_What you have to do_
Take the data below and repeat it exactly.

Records from a data collection
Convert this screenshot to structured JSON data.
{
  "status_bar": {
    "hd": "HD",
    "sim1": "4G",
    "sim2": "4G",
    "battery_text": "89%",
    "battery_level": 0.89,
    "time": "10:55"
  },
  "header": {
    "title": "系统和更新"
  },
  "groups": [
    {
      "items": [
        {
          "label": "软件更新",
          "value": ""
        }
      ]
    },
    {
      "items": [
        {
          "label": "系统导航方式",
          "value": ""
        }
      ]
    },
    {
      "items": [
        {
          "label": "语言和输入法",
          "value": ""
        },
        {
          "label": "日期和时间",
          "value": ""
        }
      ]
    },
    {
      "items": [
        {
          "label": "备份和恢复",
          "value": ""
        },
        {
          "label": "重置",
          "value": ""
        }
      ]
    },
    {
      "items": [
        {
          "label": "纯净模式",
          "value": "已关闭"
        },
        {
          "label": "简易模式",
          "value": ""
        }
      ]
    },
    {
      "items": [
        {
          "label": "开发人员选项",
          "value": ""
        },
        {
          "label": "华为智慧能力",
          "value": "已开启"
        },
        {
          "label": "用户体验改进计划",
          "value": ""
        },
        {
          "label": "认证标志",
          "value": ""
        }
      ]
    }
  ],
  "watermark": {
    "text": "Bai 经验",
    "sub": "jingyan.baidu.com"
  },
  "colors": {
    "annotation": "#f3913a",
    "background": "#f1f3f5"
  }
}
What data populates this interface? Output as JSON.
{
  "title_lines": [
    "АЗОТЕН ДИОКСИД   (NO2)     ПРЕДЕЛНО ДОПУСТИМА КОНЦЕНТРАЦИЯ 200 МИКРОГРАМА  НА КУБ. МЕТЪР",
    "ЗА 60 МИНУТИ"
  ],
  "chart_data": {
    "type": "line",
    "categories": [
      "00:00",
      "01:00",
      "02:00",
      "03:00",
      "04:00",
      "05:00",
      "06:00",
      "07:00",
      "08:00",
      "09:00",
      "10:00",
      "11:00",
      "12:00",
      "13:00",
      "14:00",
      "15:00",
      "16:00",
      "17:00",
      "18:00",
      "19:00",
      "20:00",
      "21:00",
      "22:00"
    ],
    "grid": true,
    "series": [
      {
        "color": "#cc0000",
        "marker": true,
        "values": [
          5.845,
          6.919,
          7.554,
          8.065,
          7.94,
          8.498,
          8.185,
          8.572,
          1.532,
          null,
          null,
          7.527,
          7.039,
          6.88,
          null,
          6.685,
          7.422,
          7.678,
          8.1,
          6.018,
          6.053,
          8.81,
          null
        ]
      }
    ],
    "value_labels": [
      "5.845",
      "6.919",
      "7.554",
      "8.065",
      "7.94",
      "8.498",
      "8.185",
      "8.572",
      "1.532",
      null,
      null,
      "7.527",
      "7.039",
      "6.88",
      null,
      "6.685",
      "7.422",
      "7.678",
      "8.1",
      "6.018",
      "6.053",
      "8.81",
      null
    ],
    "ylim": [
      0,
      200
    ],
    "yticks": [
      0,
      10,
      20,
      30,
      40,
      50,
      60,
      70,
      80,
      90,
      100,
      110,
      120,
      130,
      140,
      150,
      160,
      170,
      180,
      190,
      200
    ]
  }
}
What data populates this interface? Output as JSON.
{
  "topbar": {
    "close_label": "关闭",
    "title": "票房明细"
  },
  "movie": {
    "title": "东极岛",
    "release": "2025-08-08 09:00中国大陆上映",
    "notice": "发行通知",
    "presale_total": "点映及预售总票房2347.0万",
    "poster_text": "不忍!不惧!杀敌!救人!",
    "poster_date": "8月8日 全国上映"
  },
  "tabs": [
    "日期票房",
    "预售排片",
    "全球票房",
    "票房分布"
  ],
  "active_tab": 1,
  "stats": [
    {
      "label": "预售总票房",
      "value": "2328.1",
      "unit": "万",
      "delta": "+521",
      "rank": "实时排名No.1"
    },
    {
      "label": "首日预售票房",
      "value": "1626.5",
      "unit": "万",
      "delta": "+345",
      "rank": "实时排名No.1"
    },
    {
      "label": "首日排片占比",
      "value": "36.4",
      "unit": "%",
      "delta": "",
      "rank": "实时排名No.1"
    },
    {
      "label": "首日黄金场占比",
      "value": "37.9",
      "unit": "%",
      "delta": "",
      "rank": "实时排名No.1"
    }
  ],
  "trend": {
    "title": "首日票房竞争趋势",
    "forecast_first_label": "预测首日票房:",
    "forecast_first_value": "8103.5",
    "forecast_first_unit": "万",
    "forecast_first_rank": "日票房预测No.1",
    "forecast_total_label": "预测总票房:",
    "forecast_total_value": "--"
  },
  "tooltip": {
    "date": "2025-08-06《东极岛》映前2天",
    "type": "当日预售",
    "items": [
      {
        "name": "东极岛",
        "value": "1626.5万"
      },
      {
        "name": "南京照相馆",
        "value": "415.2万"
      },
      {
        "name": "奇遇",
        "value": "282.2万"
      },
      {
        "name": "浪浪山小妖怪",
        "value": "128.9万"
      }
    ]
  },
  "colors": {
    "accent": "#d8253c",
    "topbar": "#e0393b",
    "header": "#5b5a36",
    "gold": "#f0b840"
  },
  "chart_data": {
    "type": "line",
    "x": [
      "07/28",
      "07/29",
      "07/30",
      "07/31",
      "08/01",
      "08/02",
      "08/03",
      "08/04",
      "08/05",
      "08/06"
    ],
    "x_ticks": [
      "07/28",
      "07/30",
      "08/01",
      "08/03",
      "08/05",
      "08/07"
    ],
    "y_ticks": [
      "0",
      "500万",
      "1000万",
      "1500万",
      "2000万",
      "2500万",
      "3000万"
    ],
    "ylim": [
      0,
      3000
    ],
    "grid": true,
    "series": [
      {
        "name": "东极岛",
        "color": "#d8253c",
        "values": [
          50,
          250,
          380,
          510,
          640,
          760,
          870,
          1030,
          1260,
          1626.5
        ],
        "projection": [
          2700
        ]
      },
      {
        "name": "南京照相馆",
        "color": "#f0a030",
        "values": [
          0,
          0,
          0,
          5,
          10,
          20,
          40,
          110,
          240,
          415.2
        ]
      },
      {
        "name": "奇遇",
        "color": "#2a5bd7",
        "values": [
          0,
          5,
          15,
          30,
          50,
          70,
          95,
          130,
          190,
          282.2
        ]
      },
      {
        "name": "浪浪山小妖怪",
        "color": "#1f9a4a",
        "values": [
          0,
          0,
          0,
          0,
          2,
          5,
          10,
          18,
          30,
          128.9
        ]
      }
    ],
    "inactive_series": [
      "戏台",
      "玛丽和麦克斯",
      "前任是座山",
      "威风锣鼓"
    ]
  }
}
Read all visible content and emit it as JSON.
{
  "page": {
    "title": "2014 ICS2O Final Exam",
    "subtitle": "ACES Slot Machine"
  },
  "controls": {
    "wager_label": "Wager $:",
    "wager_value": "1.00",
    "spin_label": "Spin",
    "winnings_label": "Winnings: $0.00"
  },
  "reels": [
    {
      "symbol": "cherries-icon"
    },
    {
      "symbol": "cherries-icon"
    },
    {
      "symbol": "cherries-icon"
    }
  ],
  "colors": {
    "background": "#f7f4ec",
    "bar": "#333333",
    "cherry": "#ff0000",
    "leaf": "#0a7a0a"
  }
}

_Full answer_
Convert this screenshot to structured JSON data.
{
  "status_bar": {
    "hd": "HD",
    "sim1": "4G",
    "sim2": "4G",
    "battery_text": "89%",
    "battery_level": 0.89,
    "time": "10:55"
  },
  "header": {
    "title": "系统和更新"
  },
  "groups": [
    {
      "items": [
        {
          "label": "软件更新",
          "value": ""
        }
      ]
    },
    {
      "items": [
        {
          "label": "系统导航方式",
          "value": ""
        }
      ]
    },
    {
      "items": [
        {
          "label": "语言和输入法",
          "value": ""
        },
        {
          "label": "日期和时间",
          "value": ""
        }
      ]
    },
    {
      "items": [
        {
          "label": "备份和恢复",
          "value": ""
        },
        {
          "label": "重置",
          "value": ""
        }
      ]
    },
    {
      "items": [
        {
          "label": "纯净模式",
          "value": "已关闭"
        },
        {
          "label": "简易模式",
          "value": ""
        }
      ]
    },
    {
      "items": [
        {
          "label": "开发人员选项",
          "value": ""
        },
        {
          "label": "华为智慧能力",
          "value": "已开启"
        },
        {
          "label": "用户体验改进计划",
          "value": ""
        },
        {
          "label": "认证标志",
          "value": ""
        }
      ]
    }
  ],
  "watermark": {
    "text": "Bai 经验",
    "sub": "jingyan.baidu.com"
  },
  "colors": {
    "annotation": "#f3913a",
    "background": "#f1f3f5"
  }
}
What data populates this interface? Output as JSON.
{
  "title_lines": [
    "АЗОТЕН ДИОКСИД   (NO2)     ПРЕДЕЛНО ДОПУСТИМА КОНЦЕНТРАЦИЯ 200 МИКРОГРАМА  НА КУБ. МЕТЪР",
    "ЗА 60 МИНУТИ"
  ],
  "chart_data": {
    "type": "line",
    "categories": [
      "00:00",
      "01:00",
      "02:00",
      "03:00",
      "04:00",
      "05:00",
      "06:00",
      "07:00",
      "08:00",
      "09:00",
      "10:00",
      "11:00",
      "12:00",
      "13:00",
      "14:00",
      "15:00",
      "16:00",
      "17:00",
      "18:00",
      "19:00",
      "20:00",
      "21:00",
      "22:00"
    ],
    "grid": true,
    "series": [
      {
        "color": "#cc0000",
        "marker": true,
        "values": [
          5.845,
          6.919,
          7.554,
          8.065,
          7.94,
          8.498,
          8.185,
          8.572,
          1.532,
          null,
          null,
          7.527,
          7.039,
          6.88,
          null,
          6.685,
          7.422,
          7.678,
          8.1,
          6.018,
          6.053,
          8.81,
          null
        ]
      }
    ],
    "value_labels": [
      "5.845",
      "6.919",
      "7.554",
      "8.065",
      "7.94",
      "8.498",
      "8.185",
      "8.572",
      "1.532",
      null,
      null,
      "7.527",
      "7.039",
      "6.88",
      null,
      "6.685",
      "7.422",
      "7.678",
      "8.1",
      "6.018",
      "6.053",
      "8.81",
      null
    ],
    "ylim": [
      0,
      200
    ],
    "yticks": [
      0,
      10,
      20,
      30,
      40,
      50,
      60,
      70,
      80,
      90,
      100,
      110,
      120,
      130,
      140,
      150,
      160,
      170,
      180,
      190,
      200
    ]
  }
}
What data populates this interface? Output as JSON.
{
  "topbar": {
    "close_label": "关闭",
    "title": "票房明细"
  },
  "movie": {
    "title": "东极岛",
    "release": "2025-08-08 09:00中国大陆上映",
    "notice": "发行通知",
    "presale_total": "点映及预售总票房2347.0万",
    "poster_text": "不忍!不惧!杀敌!救人!",
    "poster_date": "8月8日 全国上映"
  },
  "tabs": [
    "日期票房",
    "预售排片",
    "全球票房",
    "票房分布"
  ],
  "active_tab": 1,
  "stats": [
    {
      "label": "预售总票房",
      "value": "2328.1",
      "unit": "万",
      "delta": "+521",
      "rank": "实时排名No.1"
    },
    {
      "label": "首日预售票房",
      "value": "1626.5",
      "unit": "万",
      "delta": "+345",
      "rank": "实时排名No.1"
    },
    {
      "label": "首日排片占比",
      "value": "36.4",
      "unit": "%",
      "delta": "",
      "rank": "实时排名No.1"
    },
    {
      "label": "首日黄金场占比",
      "value": "37.9",
      "unit": "%",
      "delta": "",
      "rank": "实时排名No.1"
    }
  ],
  "trend": {
    "title": "首日票房竞争趋势",
    "forecast_first_label": "预测首日票房:",
    "forecast_first_value": "8103.5",
    "forecast_first_unit": "万",
    "forecast_first_rank": "日票房预测No.1",
    "forecast_total_label": "预测总票房:",
    "forecast_total_value": "--"
  },
  "tooltip": {
    "date": "2025-08-06《东极岛》映前2天",
    "type": "当日预售",
    "items": [
      {
        "name": "东极岛",
        "value": "1626.5万"
      },
      {
        "name": "南京照相馆",
        "value": "415.2万"
      },
      {
        "name": "奇遇",
        "value": "282.2万"
      },
      {
        "name": "浪浪山小妖怪",
        "value": "128.9万"
      }
    ]
  },
  "colors": {
    "accent": "#d8253c",
    "topbar": "#e0393b",
    "header": "#5b5a36",
    "gold": "#f0b840"
  },
  "chart_data": {
    "type": "line",
    "x": [
      "07/28",
      "07/29",
      "07/30",
      "07/31",
      "08/01",
      "08/02",
      "08/03",
      "08/04",
      "08/05",
      "08/06"
    ],
    "x_ticks": [
      "07/28",
      "07/30",
      "08/01",
      "08/03",
      "08/05",
      "08/07"
    ],
    "y_ticks": [
      "0",
      "500万",
      "1000万",
      "1500万",
      "2000万",
      "2500万",
      "3000万"
    ],
    "ylim": [
      0,
      3000
    ],
    "grid": true,
    "series": [
      {
        "name": "东极岛",
        "color": "#d8253c",
        "values": [
          50,
          250,
          380,
          510,
          640,
          760,
          870,
          1030,
          1260,
          1626.5
        ],
        "projection": [
          2700
        ]
      },
      {
        "name": "南京照相馆",
        "color": "#f0a030",
        "values": [
          0,
          0,
          0,
          5,
          10,
          20,
          40,
          110,
          240,
          415.2
        ]
      },
      {
        "name": "奇遇",
        "color": "#2a5bd7",
        "values": [
          0,
          5,
          15,
          30,
          50,
          70,
          95,
          130,
          190,
          282.2
        ]
      },
      {
        "name": "浪浪山小妖怪",
        "color": "#1f9a4a",
        "values": [
          0,
          0,
          0,
          0,
          2,
          5,
          10,
          18,
          30,
          128.9
        ]
      }
    ],
    "inactive_series": [
      "戏台",
      "玛丽和麦克斯",
      "前任是座山",
      "威风锣鼓"
    ]
  }
}
Read all visible content and emit it as JSON.
{
  "page": {
    "title": "2014 ICS2O Final Exam",
    "subtitle": "ACES Slot Machine"
  },
  "controls": {
    "wager_label": "Wager $:",
    "wager_value": "1.00",
    "spin_label": "Spin",
    "winnings_label": "Winnings: $0.00"
  },
  "reels": [
    {
      "symbol": "cherries-icon"
    },
    {
      "symbol": "cherries-icon"
    },
    {
      "symbol": "cherries-icon"
    }
  ],
  "colors": {
    "background": "#f7f4ec",
    "bar": "#333333",
    "cherry": "#ff0000",
    "leaf": "#0a7a0a"
  }
}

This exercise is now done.